Copy out every line of the records where the string "title" occurs.

___

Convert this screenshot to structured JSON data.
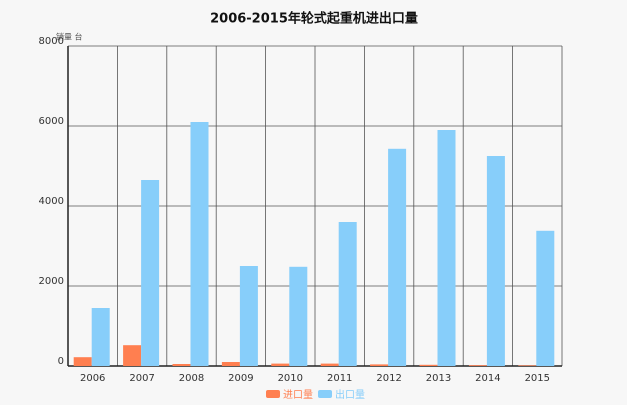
{
  "chart_data": {
    "type": "bar",
    "title": "2006-2015年轮式起重机进出口量",
    "y_label": "销量 台",
    "categories": [
      "2006",
      "2007",
      "2008",
      "2009",
      "2010",
      "2011",
      "2012",
      "2013",
      "2014",
      "2015"
    ],
    "series": [
      {
        "name": "进口量",
        "color": "#ff7f50",
        "values": [
          220,
          520,
          50,
          100,
          60,
          60,
          40,
          30,
          20,
          15
        ]
      },
      {
        "name": "出口量",
        "color": "#87cefa",
        "values": [
          1450,
          4650,
          6100,
          2500,
          2480,
          3600,
          5430,
          5900,
          5250,
          3380
        ]
      }
    ],
    "ylim": [
      0,
      8000
    ],
    "yticks": [
      0,
      2000,
      4000,
      6000,
      8000
    ],
    "grid": true
  }
}
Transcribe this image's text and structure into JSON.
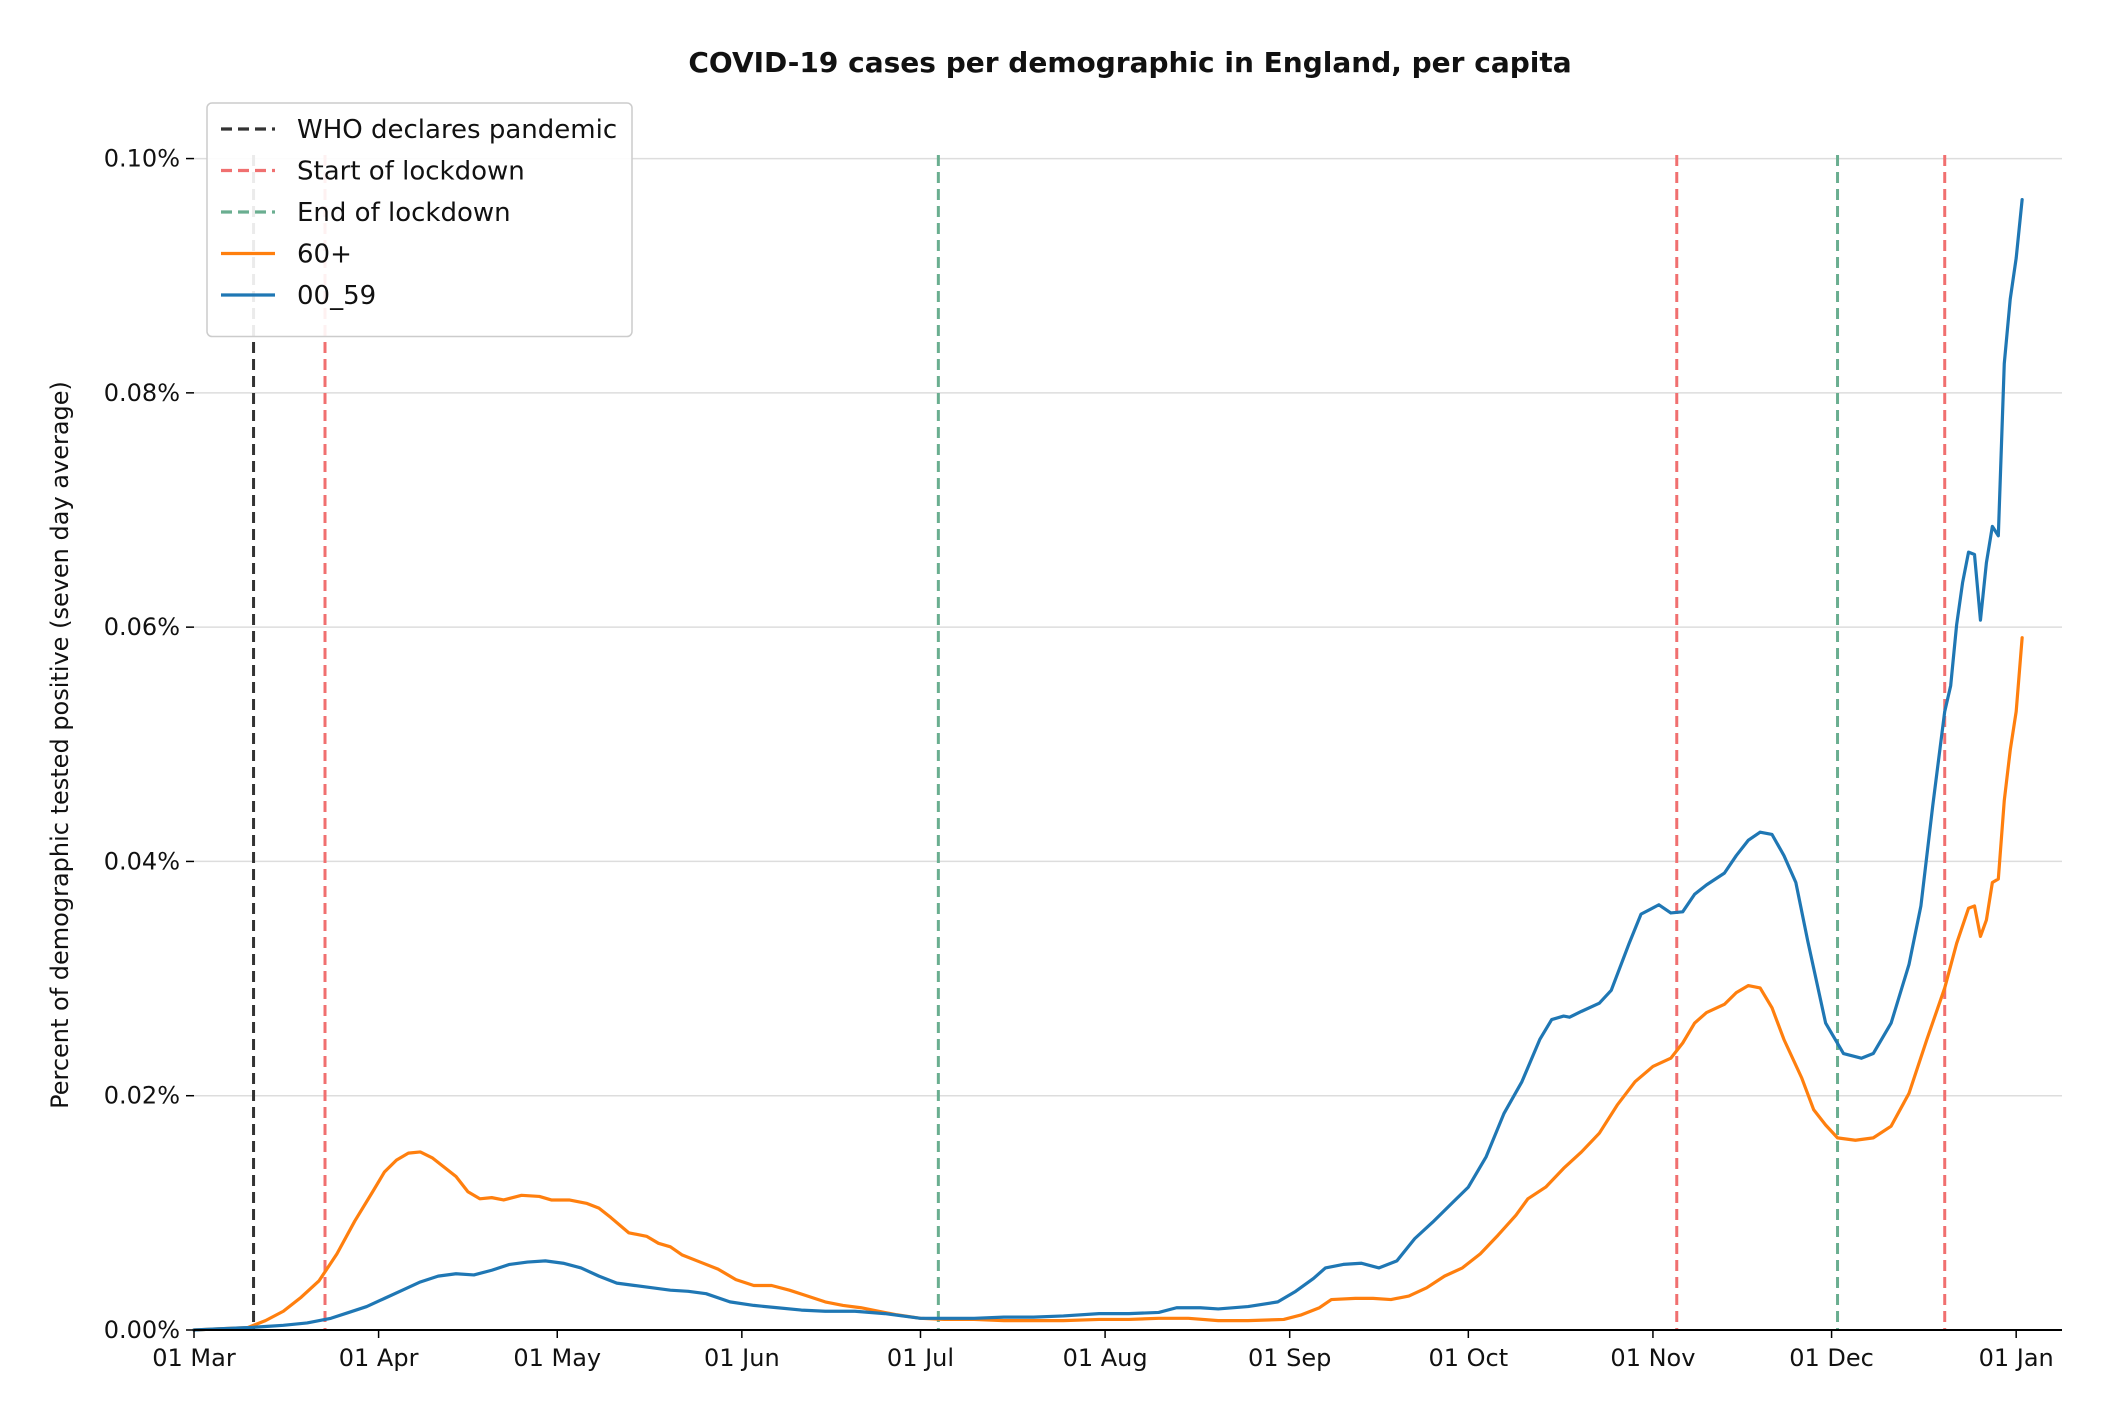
{
  "chart_data": {
    "type": "line",
    "title": "COVID-19 cases per demographic in England, per capita",
    "xlabel": "",
    "ylabel": "Percent of demographic tested positive (seven day average)",
    "x_domain": [
      "2020-03-01",
      "2021-01-05"
    ],
    "ylim": [
      0,
      0.105
    ],
    "grid": {
      "y": true,
      "x": false
    },
    "legend_position": "top-left",
    "x_ticks": [
      {
        "date": "2020-03-01",
        "label": "01 Mar"
      },
      {
        "date": "2020-04-01",
        "label": "01 Apr"
      },
      {
        "date": "2020-05-01",
        "label": "01 May"
      },
      {
        "date": "2020-06-01",
        "label": "01 Jun"
      },
      {
        "date": "2020-07-01",
        "label": "01 Jul"
      },
      {
        "date": "2020-08-01",
        "label": "01 Aug"
      },
      {
        "date": "2020-09-01",
        "label": "01 Sep"
      },
      {
        "date": "2020-10-01",
        "label": "01 Oct"
      },
      {
        "date": "2020-11-01",
        "label": "01 Nov"
      },
      {
        "date": "2020-12-01",
        "label": "01 Dec"
      },
      {
        "date": "2021-01-01",
        "label": "01 Jan"
      }
    ],
    "y_ticks": [
      {
        "value": 0.0,
        "label": "0.00%"
      },
      {
        "value": 0.02,
        "label": "0.02%"
      },
      {
        "value": 0.04,
        "label": "0.04%"
      },
      {
        "value": 0.06,
        "label": "0.06%"
      },
      {
        "value": 0.08,
        "label": "0.08%"
      },
      {
        "value": 0.1,
        "label": "0.10%"
      }
    ],
    "events": [
      {
        "name": "WHO declares pandemic",
        "date": "2020-03-11",
        "color": "#333333"
      },
      {
        "name": "Start of lockdown",
        "date": "2020-03-23",
        "color": "#f07070"
      },
      {
        "name": "End of lockdown",
        "date": "2020-07-04",
        "color": "#6aae90"
      },
      {
        "name": "Start of lockdown",
        "date": "2020-11-05",
        "color": "#f07070"
      },
      {
        "name": "End of lockdown",
        "date": "2020-12-02",
        "color": "#6aae90"
      },
      {
        "name": "Start of lockdown",
        "date": "2020-12-20",
        "color": "#f07070"
      }
    ],
    "legend": [
      {
        "label": "WHO declares pandemic",
        "color": "#333333",
        "style": "dashed"
      },
      {
        "label": "Start of lockdown",
        "color": "#f07070",
        "style": "dashed"
      },
      {
        "label": "End of lockdown",
        "color": "#6aae90",
        "style": "dashed"
      },
      {
        "label": "60+",
        "color": "#ff7f0e",
        "style": "solid"
      },
      {
        "label": "00_59",
        "color": "#1f77b4",
        "style": "solid"
      }
    ],
    "series": [
      {
        "name": "60+",
        "color": "#ff7f0e",
        "points": [
          [
            "2020-03-01",
            0.0
          ],
          [
            "2020-03-05",
            0.0001
          ],
          [
            "2020-03-10",
            0.0002
          ],
          [
            "2020-03-13",
            0.0008
          ],
          [
            "2020-03-16",
            0.0016
          ],
          [
            "2020-03-19",
            0.0028
          ],
          [
            "2020-03-22",
            0.0042
          ],
          [
            "2020-03-25",
            0.0065
          ],
          [
            "2020-03-28",
            0.0093
          ],
          [
            "2020-03-31",
            0.0118
          ],
          [
            "2020-04-02",
            0.0135
          ],
          [
            "2020-04-04",
            0.0145
          ],
          [
            "2020-04-06",
            0.0151
          ],
          [
            "2020-04-08",
            0.0152
          ],
          [
            "2020-04-10",
            0.0147
          ],
          [
            "2020-04-12",
            0.0139
          ],
          [
            "2020-04-14",
            0.0131
          ],
          [
            "2020-04-16",
            0.0118
          ],
          [
            "2020-04-18",
            0.0112
          ],
          [
            "2020-04-20",
            0.0113
          ],
          [
            "2020-04-22",
            0.0111
          ],
          [
            "2020-04-25",
            0.0115
          ],
          [
            "2020-04-28",
            0.0114
          ],
          [
            "2020-04-30",
            0.0111
          ],
          [
            "2020-05-03",
            0.0111
          ],
          [
            "2020-05-06",
            0.0108
          ],
          [
            "2020-05-08",
            0.0104
          ],
          [
            "2020-05-10",
            0.0096
          ],
          [
            "2020-05-13",
            0.0083
          ],
          [
            "2020-05-16",
            0.008
          ],
          [
            "2020-05-18",
            0.0074
          ],
          [
            "2020-05-20",
            0.0071
          ],
          [
            "2020-05-22",
            0.0064
          ],
          [
            "2020-05-25",
            0.0058
          ],
          [
            "2020-05-28",
            0.0052
          ],
          [
            "2020-05-31",
            0.0043
          ],
          [
            "2020-06-03",
            0.0038
          ],
          [
            "2020-06-06",
            0.0038
          ],
          [
            "2020-06-09",
            0.0034
          ],
          [
            "2020-06-12",
            0.0029
          ],
          [
            "2020-06-15",
            0.0024
          ],
          [
            "2020-06-18",
            0.0021
          ],
          [
            "2020-06-21",
            0.0019
          ],
          [
            "2020-06-24",
            0.0016
          ],
          [
            "2020-06-27",
            0.0013
          ],
          [
            "2020-07-01",
            0.001
          ],
          [
            "2020-07-05",
            0.0009
          ],
          [
            "2020-07-10",
            0.0009
          ],
          [
            "2020-07-15",
            0.0008
          ],
          [
            "2020-07-20",
            0.0008
          ],
          [
            "2020-07-25",
            0.0008
          ],
          [
            "2020-07-31",
            0.0009
          ],
          [
            "2020-08-05",
            0.0009
          ],
          [
            "2020-08-10",
            0.001
          ],
          [
            "2020-08-15",
            0.001
          ],
          [
            "2020-08-20",
            0.0008
          ],
          [
            "2020-08-25",
            0.0008
          ],
          [
            "2020-08-31",
            0.0009
          ],
          [
            "2020-09-03",
            0.0013
          ],
          [
            "2020-09-06",
            0.0019
          ],
          [
            "2020-09-08",
            0.0026
          ],
          [
            "2020-09-12",
            0.0027
          ],
          [
            "2020-09-15",
            0.0027
          ],
          [
            "2020-09-18",
            0.0026
          ],
          [
            "2020-09-21",
            0.0029
          ],
          [
            "2020-09-24",
            0.0036
          ],
          [
            "2020-09-27",
            0.0046
          ],
          [
            "2020-09-30",
            0.0053
          ],
          [
            "2020-10-03",
            0.0065
          ],
          [
            "2020-10-06",
            0.0081
          ],
          [
            "2020-10-09",
            0.0098
          ],
          [
            "2020-10-11",
            0.0112
          ],
          [
            "2020-10-14",
            0.0122
          ],
          [
            "2020-10-17",
            0.0138
          ],
          [
            "2020-10-20",
            0.0152
          ],
          [
            "2020-10-23",
            0.0168
          ],
          [
            "2020-10-26",
            0.0192
          ],
          [
            "2020-10-29",
            0.0212
          ],
          [
            "2020-11-01",
            0.0225
          ],
          [
            "2020-11-04",
            0.0232
          ],
          [
            "2020-11-06",
            0.0245
          ],
          [
            "2020-11-08",
            0.0262
          ],
          [
            "2020-11-10",
            0.0271
          ],
          [
            "2020-11-13",
            0.0278
          ],
          [
            "2020-11-15",
            0.0288
          ],
          [
            "2020-11-17",
            0.0294
          ],
          [
            "2020-11-19",
            0.0292
          ],
          [
            "2020-11-21",
            0.0275
          ],
          [
            "2020-11-23",
            0.0248
          ],
          [
            "2020-11-26",
            0.0215
          ],
          [
            "2020-11-28",
            0.0188
          ],
          [
            "2020-11-30",
            0.0175
          ],
          [
            "2020-12-02",
            0.0164
          ],
          [
            "2020-12-05",
            0.0162
          ],
          [
            "2020-12-08",
            0.0164
          ],
          [
            "2020-12-11",
            0.0174
          ],
          [
            "2020-12-14",
            0.0202
          ],
          [
            "2020-12-17",
            0.0248
          ],
          [
            "2020-12-20",
            0.0292
          ],
          [
            "2020-12-22",
            0.033
          ],
          [
            "2020-12-24",
            0.036
          ],
          [
            "2020-12-25",
            0.0362
          ],
          [
            "2020-12-26",
            0.0336
          ],
          [
            "2020-12-27",
            0.035
          ],
          [
            "2020-12-28",
            0.0382
          ],
          [
            "2020-12-29",
            0.0385
          ],
          [
            "2020-12-30",
            0.0452
          ],
          [
            "2020-12-31",
            0.0495
          ],
          [
            "2021-01-01",
            0.0528
          ],
          [
            "2021-01-02",
            0.0591
          ]
        ]
      },
      {
        "name": "00_59",
        "color": "#1f77b4",
        "points": [
          [
            "2020-03-01",
            0.0
          ],
          [
            "2020-03-05",
            0.0001
          ],
          [
            "2020-03-10",
            0.0002
          ],
          [
            "2020-03-13",
            0.0003
          ],
          [
            "2020-03-16",
            0.0004
          ],
          [
            "2020-03-20",
            0.0006
          ],
          [
            "2020-03-24",
            0.001
          ],
          [
            "2020-03-27",
            0.0015
          ],
          [
            "2020-03-30",
            0.002
          ],
          [
            "2020-04-02",
            0.0027
          ],
          [
            "2020-04-05",
            0.0034
          ],
          [
            "2020-04-08",
            0.0041
          ],
          [
            "2020-04-11",
            0.0046
          ],
          [
            "2020-04-14",
            0.0048
          ],
          [
            "2020-04-17",
            0.0047
          ],
          [
            "2020-04-20",
            0.0051
          ],
          [
            "2020-04-23",
            0.0056
          ],
          [
            "2020-04-26",
            0.0058
          ],
          [
            "2020-04-29",
            0.0059
          ],
          [
            "2020-05-02",
            0.0057
          ],
          [
            "2020-05-05",
            0.0053
          ],
          [
            "2020-05-08",
            0.0046
          ],
          [
            "2020-05-11",
            0.004
          ],
          [
            "2020-05-14",
            0.0038
          ],
          [
            "2020-05-17",
            0.0036
          ],
          [
            "2020-05-20",
            0.0034
          ],
          [
            "2020-05-23",
            0.0033
          ],
          [
            "2020-05-26",
            0.0031
          ],
          [
            "2020-05-30",
            0.0024
          ],
          [
            "2020-06-03",
            0.0021
          ],
          [
            "2020-06-07",
            0.0019
          ],
          [
            "2020-06-11",
            0.0017
          ],
          [
            "2020-06-15",
            0.0016
          ],
          [
            "2020-06-20",
            0.0016
          ],
          [
            "2020-06-25",
            0.0014
          ],
          [
            "2020-07-01",
            0.001
          ],
          [
            "2020-07-05",
            0.001
          ],
          [
            "2020-07-10",
            0.001
          ],
          [
            "2020-07-15",
            0.0011
          ],
          [
            "2020-07-20",
            0.0011
          ],
          [
            "2020-07-25",
            0.0012
          ],
          [
            "2020-07-31",
            0.0014
          ],
          [
            "2020-08-05",
            0.0014
          ],
          [
            "2020-08-10",
            0.0015
          ],
          [
            "2020-08-13",
            0.0019
          ],
          [
            "2020-08-17",
            0.0019
          ],
          [
            "2020-08-20",
            0.0018
          ],
          [
            "2020-08-25",
            0.002
          ],
          [
            "2020-08-30",
            0.0024
          ],
          [
            "2020-09-02",
            0.0033
          ],
          [
            "2020-09-05",
            0.0044
          ],
          [
            "2020-09-07",
            0.0053
          ],
          [
            "2020-09-10",
            0.0056
          ],
          [
            "2020-09-13",
            0.0057
          ],
          [
            "2020-09-16",
            0.0053
          ],
          [
            "2020-09-19",
            0.0059
          ],
          [
            "2020-09-22",
            0.0078
          ],
          [
            "2020-09-25",
            0.0092
          ],
          [
            "2020-09-28",
            0.0107
          ],
          [
            "2020-10-01",
            0.0122
          ],
          [
            "2020-10-04",
            0.0148
          ],
          [
            "2020-10-07",
            0.0185
          ],
          [
            "2020-10-10",
            0.0212
          ],
          [
            "2020-10-13",
            0.0248
          ],
          [
            "2020-10-15",
            0.0265
          ],
          [
            "2020-10-17",
            0.0268
          ],
          [
            "2020-10-18",
            0.0267
          ],
          [
            "2020-10-20",
            0.0272
          ],
          [
            "2020-10-23",
            0.0279
          ],
          [
            "2020-10-25",
            0.029
          ],
          [
            "2020-10-28",
            0.033
          ],
          [
            "2020-10-30",
            0.0355
          ],
          [
            "2020-11-02",
            0.0363
          ],
          [
            "2020-11-04",
            0.0356
          ],
          [
            "2020-11-06",
            0.0357
          ],
          [
            "2020-11-08",
            0.0372
          ],
          [
            "2020-11-10",
            0.038
          ],
          [
            "2020-11-13",
            0.039
          ],
          [
            "2020-11-15",
            0.0405
          ],
          [
            "2020-11-17",
            0.0418
          ],
          [
            "2020-11-19",
            0.0425
          ],
          [
            "2020-11-21",
            0.0423
          ],
          [
            "2020-11-23",
            0.0405
          ],
          [
            "2020-11-25",
            0.0382
          ],
          [
            "2020-11-27",
            0.0332
          ],
          [
            "2020-11-30",
            0.0262
          ],
          [
            "2020-12-03",
            0.0236
          ],
          [
            "2020-12-06",
            0.0232
          ],
          [
            "2020-12-08",
            0.0236
          ],
          [
            "2020-12-11",
            0.0262
          ],
          [
            "2020-12-14",
            0.0312
          ],
          [
            "2020-12-16",
            0.0362
          ],
          [
            "2020-12-18",
            0.0448
          ],
          [
            "2020-12-20",
            0.0528
          ],
          [
            "2020-12-21",
            0.055
          ],
          [
            "2020-12-22",
            0.0602
          ],
          [
            "2020-12-23",
            0.0638
          ],
          [
            "2020-12-24",
            0.0664
          ],
          [
            "2020-12-25",
            0.0662
          ],
          [
            "2020-12-26",
            0.0606
          ],
          [
            "2020-12-27",
            0.0655
          ],
          [
            "2020-12-28",
            0.0686
          ],
          [
            "2020-12-29",
            0.0678
          ],
          [
            "2020-12-30",
            0.0825
          ],
          [
            "2020-12-31",
            0.088
          ],
          [
            "2021-01-01",
            0.0915
          ],
          [
            "2021-01-02",
            0.0965
          ]
        ]
      }
    ]
  }
}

___

- [TASK ANSWER]
    "title": "2006-2015年轮式起重机进出口量",
    "title": "COVID-19 cases per demographic in England, per capita",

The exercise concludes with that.